▸ WRITTEN EXERCISE
In the entries below, identify every line with the string "fine" and copy it.

● ● ● ● ● ● ●

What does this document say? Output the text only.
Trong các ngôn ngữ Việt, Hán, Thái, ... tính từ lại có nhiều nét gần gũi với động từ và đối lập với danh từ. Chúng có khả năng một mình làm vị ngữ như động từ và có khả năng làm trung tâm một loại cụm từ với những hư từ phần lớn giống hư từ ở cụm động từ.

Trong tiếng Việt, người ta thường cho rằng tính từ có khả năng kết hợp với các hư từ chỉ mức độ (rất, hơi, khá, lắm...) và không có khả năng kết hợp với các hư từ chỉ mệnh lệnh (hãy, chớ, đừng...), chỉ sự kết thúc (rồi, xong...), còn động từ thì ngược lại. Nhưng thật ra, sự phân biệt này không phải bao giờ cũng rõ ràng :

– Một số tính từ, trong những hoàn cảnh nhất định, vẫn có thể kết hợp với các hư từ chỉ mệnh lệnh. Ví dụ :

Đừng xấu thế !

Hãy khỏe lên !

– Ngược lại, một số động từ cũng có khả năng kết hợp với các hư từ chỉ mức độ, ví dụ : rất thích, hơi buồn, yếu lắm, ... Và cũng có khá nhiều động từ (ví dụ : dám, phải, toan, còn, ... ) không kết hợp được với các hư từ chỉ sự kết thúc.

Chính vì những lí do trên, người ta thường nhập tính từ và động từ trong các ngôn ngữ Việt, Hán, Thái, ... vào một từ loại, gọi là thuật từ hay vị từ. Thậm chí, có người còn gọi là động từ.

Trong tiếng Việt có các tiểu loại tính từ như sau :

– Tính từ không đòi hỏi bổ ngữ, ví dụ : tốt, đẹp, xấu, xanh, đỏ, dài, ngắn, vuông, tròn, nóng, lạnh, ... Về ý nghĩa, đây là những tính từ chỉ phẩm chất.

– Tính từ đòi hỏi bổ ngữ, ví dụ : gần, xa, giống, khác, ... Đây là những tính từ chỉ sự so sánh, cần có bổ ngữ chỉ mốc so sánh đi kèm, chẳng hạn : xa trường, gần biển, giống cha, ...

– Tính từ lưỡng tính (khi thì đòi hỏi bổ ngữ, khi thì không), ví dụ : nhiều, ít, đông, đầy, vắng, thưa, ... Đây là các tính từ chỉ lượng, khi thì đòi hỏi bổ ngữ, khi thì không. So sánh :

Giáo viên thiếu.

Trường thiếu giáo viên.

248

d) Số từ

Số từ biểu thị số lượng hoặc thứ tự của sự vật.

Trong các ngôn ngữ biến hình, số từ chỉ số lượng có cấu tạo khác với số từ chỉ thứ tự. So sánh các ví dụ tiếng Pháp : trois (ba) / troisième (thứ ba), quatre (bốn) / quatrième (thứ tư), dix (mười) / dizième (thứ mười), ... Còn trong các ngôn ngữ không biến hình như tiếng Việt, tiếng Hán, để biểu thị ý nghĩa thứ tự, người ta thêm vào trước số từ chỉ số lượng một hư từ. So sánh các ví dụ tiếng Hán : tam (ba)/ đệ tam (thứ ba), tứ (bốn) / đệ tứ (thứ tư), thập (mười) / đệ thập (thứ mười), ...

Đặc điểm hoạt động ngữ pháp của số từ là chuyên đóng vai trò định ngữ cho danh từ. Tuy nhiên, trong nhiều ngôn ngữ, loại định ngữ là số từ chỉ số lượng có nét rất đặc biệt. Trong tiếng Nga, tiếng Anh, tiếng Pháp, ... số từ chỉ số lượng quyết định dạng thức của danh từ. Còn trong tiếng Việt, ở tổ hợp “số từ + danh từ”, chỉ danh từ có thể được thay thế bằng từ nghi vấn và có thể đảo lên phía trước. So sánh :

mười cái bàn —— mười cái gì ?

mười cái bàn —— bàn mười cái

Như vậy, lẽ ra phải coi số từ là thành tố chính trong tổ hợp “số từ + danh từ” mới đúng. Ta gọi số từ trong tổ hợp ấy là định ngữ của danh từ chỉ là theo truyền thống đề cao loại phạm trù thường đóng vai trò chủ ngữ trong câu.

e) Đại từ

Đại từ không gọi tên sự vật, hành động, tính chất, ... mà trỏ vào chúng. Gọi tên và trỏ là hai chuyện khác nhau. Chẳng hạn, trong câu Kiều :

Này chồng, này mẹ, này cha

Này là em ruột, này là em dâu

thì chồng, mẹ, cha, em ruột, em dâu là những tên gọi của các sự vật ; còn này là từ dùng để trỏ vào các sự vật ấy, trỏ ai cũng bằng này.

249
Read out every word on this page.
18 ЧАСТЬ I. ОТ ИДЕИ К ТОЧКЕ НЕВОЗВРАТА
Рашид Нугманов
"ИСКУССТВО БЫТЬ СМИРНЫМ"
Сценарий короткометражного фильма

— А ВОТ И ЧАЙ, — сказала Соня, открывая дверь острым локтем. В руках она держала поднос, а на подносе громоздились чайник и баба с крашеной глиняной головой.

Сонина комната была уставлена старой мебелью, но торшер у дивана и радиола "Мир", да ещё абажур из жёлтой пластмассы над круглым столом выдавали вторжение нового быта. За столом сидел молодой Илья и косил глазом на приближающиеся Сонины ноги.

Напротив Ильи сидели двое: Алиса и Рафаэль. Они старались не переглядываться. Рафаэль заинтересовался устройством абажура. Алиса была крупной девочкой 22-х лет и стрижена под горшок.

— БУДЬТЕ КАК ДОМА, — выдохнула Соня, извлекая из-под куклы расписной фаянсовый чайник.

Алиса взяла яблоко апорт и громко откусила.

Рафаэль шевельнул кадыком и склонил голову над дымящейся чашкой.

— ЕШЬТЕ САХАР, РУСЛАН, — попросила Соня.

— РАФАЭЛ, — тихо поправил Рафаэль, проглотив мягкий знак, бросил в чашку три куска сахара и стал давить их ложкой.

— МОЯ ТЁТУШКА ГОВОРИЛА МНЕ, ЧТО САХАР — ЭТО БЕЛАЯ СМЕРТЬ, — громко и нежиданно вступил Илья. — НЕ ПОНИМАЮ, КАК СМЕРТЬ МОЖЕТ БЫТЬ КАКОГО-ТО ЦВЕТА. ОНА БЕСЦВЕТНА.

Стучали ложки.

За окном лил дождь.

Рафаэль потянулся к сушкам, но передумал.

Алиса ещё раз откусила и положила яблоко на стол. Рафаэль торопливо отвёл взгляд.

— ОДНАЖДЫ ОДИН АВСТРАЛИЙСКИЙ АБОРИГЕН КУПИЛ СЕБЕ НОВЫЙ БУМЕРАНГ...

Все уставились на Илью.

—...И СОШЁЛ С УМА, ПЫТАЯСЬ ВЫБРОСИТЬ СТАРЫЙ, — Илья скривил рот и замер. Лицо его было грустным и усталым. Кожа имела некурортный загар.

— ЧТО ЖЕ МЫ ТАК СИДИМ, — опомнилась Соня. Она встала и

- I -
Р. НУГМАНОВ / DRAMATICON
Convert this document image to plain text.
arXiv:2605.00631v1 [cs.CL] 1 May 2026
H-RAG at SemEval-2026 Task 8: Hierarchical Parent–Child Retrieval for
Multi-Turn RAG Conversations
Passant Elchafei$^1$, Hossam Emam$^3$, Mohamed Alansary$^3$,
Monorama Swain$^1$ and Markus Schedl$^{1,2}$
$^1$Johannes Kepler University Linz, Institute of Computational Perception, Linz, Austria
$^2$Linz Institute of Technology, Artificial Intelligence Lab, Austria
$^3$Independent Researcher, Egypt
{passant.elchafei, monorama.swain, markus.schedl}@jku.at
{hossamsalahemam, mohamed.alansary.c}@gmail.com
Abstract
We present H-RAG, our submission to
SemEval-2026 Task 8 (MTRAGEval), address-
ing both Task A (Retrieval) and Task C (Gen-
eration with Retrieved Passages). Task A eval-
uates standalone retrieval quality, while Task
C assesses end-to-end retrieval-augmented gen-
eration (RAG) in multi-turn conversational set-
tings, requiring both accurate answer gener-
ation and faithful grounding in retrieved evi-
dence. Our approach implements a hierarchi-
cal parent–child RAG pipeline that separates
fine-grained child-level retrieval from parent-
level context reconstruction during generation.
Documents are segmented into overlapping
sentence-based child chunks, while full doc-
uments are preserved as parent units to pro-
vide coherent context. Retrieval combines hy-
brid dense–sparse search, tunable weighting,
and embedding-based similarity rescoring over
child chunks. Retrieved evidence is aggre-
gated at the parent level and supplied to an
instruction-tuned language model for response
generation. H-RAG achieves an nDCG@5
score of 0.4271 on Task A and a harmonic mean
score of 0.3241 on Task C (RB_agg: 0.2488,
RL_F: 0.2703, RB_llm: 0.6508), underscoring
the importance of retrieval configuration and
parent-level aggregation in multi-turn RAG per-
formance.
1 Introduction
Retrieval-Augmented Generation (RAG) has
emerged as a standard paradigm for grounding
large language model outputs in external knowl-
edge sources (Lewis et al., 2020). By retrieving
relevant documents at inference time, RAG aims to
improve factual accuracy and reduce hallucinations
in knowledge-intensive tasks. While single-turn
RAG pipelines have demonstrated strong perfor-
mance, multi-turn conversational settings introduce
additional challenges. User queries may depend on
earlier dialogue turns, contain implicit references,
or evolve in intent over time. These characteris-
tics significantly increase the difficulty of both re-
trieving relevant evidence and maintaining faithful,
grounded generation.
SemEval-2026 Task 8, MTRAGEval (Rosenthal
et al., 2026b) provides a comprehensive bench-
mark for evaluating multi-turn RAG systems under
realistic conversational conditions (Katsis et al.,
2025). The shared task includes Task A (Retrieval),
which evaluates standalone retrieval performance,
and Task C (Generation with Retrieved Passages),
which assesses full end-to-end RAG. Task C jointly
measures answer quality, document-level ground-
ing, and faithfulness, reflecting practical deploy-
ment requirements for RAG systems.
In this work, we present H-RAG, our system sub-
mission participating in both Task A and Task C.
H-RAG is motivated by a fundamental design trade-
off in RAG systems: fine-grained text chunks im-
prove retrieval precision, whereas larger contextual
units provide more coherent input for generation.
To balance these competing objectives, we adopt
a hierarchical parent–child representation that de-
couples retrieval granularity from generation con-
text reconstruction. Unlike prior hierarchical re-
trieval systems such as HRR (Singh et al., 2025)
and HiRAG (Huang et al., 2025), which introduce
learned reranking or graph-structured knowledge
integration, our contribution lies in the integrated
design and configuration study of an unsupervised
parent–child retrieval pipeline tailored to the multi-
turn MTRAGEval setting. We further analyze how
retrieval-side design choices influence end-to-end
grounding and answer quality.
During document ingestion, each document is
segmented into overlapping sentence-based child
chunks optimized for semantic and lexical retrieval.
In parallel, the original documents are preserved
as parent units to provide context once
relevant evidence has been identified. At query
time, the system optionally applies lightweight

● ● ● ● ● ● ●

▸ EXERCISE SOLUTION
fine-grained child-level retrieval from parent-
off in RAG systems: fine-grained text chunks im-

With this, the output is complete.